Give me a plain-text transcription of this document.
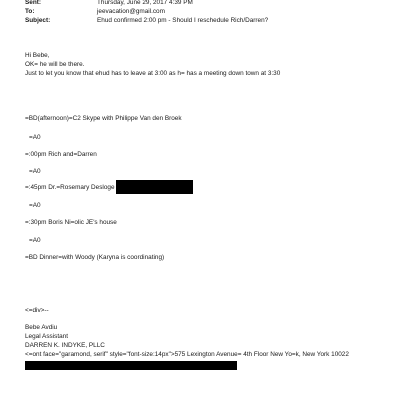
Sent:	Thursday, June 29, 2017 4:39 PM
To:	jeevacation@gmail.com
Subject:	Ehud confirmed 2:00 pm - Should I reschedule Rich/Darren?
Hi Bebe,
OK= he will be there.
Just to let you know that ehud has to leave at 3:00 as h= has a meeting down town at 3:30
=BD(afternoon)=C2 Skype with Philippe Van den Broek
=A0
=:00pm Rich and=Darren
=A0
=:45pm Dr.=Rosemary Desloge
=A0
=:30pm Boris Ni=olic JE's house
=A0
=BD Dinner=with Woody (Karyna is coordinating)
<=div>--
Bebe Avdiu
Legal Assistant
DARREN K. INDYKE, PLLC
<=ont face="garamond, serif" style="font-size:14px">575 Lexington Avenue= 4th Floor New Yo=k, New York 10022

◆ **Exercise details**: Omitting all images, print the listing exactly.

◆ **Exercise result**:
Give me a plain-text transcription of this document.
Sent:	Thursday, June 29, 2017 4:39 PM
To:	jeevacation@gmail.com
Subject:	Ehud confirmed 2:00 pm - Should I reschedule Rich/Darren?
Hi Bebe,
OK= he will be there.
Just to let you know that ehud has to leave at 3:00 as h= has a meeting down town at 3:30
=BD(afternoon)=C2 Skype with Philippe Van den Broek
=A0
=:00pm Rich and=Darren
=A0
=:45pm Dr.=Rosemary Desloge
=A0
=:30pm Boris Ni=olic JE's house
=A0
=BD Dinner=with Woody (Karyna is coordinating)
<=div>--
Bebe Avdiu
Legal Assistant
DARREN K. INDYKE, PLLC
<=ont face="garamond, serif" style="font-size:14px">575 Lexington Avenue= 4th Floor New Yo=k, New York 10022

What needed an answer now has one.